* _PASSAGE_
## begin
Always Relevant, Never Hearsay, Sometimes Argumentative. In each episode of Objections, Adam Klasfeld navigates listeners through the top legal stories of the week with experts in a straightforward, analytical and factual manner.
Klasfeld is a senior investigative reporter and editor for Law&Crime. Adam has reported on every corner of the legal system for more than a decade, with datelines from federal courts, state courts, the United Nations, Guantánamo Bay, the Ecuadorean Amazon, and a court-martial inside a military base near NSA headquarters.
As the 10-year anniversary of the mass shooting approaches, families of Sandy Hook victims have been racking up a string of legal victories. Nine of them reached a $73 million settlement last week with insurers for the arms manufacturer Remington, the maker of the Bushmaster AR-15-style rifle that gunman Adam Lanza used in the massacre.
## end
* _DATASET RECORDS_
## begin
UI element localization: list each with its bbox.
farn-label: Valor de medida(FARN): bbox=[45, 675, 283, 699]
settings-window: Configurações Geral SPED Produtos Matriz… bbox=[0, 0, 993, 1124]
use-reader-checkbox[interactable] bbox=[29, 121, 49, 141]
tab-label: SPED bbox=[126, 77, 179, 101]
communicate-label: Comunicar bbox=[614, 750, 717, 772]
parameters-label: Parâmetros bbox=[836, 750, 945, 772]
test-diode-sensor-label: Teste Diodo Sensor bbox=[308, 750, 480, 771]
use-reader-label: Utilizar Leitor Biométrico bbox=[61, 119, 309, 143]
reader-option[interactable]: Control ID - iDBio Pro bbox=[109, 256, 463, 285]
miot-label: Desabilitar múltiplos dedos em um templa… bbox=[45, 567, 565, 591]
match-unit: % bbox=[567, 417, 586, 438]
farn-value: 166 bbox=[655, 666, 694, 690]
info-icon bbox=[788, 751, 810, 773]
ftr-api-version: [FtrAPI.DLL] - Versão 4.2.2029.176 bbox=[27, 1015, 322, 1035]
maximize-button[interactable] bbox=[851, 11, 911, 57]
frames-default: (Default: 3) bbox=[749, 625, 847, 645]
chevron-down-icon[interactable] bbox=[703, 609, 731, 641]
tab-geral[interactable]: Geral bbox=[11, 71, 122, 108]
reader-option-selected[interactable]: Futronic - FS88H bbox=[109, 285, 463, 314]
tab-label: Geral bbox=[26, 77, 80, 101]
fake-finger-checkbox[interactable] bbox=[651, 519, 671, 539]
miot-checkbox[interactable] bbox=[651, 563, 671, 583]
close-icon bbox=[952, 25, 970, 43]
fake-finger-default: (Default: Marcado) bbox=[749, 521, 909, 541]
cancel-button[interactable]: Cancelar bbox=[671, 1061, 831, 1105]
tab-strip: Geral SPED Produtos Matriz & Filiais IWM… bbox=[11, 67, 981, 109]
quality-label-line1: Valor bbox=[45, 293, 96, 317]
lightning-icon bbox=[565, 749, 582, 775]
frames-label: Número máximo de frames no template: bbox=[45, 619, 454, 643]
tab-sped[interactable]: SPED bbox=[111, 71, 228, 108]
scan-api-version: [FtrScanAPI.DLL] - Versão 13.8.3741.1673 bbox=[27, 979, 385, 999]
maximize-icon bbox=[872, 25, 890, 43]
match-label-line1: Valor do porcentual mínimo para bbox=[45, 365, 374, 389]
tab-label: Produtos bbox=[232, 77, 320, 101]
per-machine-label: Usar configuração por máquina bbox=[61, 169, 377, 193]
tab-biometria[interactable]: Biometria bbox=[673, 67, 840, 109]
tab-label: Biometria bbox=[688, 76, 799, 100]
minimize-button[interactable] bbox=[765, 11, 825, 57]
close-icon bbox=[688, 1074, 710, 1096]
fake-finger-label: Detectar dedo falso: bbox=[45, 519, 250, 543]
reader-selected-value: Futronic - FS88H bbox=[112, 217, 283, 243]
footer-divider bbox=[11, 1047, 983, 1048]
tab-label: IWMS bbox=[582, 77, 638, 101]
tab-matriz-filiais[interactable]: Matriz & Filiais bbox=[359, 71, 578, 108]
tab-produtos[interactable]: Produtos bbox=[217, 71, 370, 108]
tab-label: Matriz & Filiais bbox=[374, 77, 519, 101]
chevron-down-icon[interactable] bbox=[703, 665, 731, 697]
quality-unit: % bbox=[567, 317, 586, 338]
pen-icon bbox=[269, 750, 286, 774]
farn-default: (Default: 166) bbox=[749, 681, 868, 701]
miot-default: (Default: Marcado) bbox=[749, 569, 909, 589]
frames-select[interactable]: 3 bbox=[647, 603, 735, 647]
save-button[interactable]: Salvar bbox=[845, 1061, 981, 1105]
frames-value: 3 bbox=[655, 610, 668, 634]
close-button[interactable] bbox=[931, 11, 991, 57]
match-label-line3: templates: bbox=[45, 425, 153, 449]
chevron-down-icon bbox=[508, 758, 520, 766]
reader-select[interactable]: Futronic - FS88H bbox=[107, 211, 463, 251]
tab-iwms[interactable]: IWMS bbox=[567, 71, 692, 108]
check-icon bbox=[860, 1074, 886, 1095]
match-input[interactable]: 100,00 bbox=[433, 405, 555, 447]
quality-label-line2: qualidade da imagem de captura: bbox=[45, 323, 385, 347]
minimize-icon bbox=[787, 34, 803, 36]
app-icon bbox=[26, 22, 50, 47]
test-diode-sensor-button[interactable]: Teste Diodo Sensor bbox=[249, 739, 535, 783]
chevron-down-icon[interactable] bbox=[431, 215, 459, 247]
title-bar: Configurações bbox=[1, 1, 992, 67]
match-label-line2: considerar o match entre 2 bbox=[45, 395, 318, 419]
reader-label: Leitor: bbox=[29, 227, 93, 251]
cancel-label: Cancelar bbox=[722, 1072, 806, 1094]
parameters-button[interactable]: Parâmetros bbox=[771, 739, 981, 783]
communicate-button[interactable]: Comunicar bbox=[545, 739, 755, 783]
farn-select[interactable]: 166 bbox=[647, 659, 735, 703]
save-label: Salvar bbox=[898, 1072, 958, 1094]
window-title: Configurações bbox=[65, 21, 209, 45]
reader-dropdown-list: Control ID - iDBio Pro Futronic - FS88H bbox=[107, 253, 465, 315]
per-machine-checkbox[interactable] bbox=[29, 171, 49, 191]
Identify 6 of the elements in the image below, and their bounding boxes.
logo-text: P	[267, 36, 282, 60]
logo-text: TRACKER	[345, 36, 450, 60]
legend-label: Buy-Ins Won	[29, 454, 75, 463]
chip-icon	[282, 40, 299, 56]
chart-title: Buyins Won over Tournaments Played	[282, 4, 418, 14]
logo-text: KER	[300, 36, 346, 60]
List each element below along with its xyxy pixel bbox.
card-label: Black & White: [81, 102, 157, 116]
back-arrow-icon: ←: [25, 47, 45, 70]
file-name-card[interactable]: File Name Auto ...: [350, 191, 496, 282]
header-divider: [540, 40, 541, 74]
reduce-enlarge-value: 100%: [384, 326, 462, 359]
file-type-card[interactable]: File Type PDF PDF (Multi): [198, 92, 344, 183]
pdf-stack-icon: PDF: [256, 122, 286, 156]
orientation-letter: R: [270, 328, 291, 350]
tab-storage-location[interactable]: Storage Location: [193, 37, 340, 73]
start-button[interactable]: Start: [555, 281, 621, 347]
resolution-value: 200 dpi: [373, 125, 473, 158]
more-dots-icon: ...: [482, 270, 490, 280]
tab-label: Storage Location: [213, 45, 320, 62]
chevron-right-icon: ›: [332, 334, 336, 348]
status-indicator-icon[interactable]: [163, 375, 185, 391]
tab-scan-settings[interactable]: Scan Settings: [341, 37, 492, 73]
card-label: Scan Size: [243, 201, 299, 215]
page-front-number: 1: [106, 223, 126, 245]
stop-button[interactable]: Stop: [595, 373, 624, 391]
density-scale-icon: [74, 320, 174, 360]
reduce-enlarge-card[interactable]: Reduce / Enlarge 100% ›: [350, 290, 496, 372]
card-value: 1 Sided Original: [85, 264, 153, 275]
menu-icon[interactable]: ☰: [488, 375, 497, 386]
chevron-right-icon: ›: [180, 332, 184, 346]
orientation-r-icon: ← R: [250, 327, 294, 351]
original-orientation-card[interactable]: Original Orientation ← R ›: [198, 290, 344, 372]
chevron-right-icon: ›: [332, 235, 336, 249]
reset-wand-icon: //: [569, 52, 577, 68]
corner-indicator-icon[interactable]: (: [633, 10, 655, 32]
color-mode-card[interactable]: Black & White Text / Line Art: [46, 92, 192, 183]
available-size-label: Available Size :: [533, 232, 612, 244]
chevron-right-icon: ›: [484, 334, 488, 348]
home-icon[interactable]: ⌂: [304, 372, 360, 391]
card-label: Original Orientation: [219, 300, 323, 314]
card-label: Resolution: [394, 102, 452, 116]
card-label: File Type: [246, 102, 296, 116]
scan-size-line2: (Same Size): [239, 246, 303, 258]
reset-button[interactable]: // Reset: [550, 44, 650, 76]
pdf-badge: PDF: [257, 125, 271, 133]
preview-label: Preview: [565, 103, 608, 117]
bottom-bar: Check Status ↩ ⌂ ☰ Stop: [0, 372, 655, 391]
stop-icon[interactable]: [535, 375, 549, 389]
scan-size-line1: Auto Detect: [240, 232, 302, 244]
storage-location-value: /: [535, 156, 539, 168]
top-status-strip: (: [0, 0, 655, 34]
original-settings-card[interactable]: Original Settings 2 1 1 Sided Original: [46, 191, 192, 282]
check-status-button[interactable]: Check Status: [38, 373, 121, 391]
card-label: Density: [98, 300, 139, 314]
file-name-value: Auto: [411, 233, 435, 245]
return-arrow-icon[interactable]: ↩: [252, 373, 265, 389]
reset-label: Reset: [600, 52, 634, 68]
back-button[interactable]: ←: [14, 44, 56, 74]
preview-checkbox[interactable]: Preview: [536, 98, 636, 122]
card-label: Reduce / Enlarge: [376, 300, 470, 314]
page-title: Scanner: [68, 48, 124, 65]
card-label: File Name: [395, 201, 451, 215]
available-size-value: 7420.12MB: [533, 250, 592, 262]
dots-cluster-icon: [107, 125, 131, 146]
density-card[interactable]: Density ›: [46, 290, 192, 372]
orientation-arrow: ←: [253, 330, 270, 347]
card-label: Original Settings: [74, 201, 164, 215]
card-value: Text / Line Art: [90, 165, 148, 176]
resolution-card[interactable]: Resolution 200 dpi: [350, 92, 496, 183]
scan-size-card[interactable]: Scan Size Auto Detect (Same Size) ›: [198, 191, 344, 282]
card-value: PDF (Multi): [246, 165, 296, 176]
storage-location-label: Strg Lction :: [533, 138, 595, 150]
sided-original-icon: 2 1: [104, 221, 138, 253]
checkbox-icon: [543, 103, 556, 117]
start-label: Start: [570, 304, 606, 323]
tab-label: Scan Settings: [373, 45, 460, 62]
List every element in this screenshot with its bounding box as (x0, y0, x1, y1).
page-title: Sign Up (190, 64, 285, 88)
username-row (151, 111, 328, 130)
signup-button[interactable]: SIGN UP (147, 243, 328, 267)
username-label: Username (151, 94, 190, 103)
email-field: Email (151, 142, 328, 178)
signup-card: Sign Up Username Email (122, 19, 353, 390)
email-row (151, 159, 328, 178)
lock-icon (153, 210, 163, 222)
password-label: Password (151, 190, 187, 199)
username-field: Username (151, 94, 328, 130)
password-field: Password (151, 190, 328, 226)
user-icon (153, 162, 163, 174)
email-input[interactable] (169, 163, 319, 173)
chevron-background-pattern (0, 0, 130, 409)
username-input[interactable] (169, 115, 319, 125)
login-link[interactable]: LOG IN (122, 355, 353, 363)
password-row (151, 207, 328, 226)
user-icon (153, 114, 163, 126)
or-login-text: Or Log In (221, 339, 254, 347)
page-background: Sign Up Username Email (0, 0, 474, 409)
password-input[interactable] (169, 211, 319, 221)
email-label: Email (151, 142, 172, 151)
## end
* _TO-DO LIST_
(A) Which places does the passage about the Objections podcast give as Adam Klasfeld's datelines? List all of them.
(B) Locate each line of the listing that contains the string "test", and copy every such line.

* _ANSWERS PROVIDED_
(A)
- Federal courts
- State courts
- The United Nations
- Guantánamo Bay
- The Ecuadorean Amazon
- A court-martial inside a military base near NSA headquarters

(B)
test-diode-sensor-label: Teste Diodo Sensor bbox=[308, 750, 480, 771]
test-diode-sensor-button[interactable]: Teste Diodo Sensor bbox=[249, 739, 535, 783]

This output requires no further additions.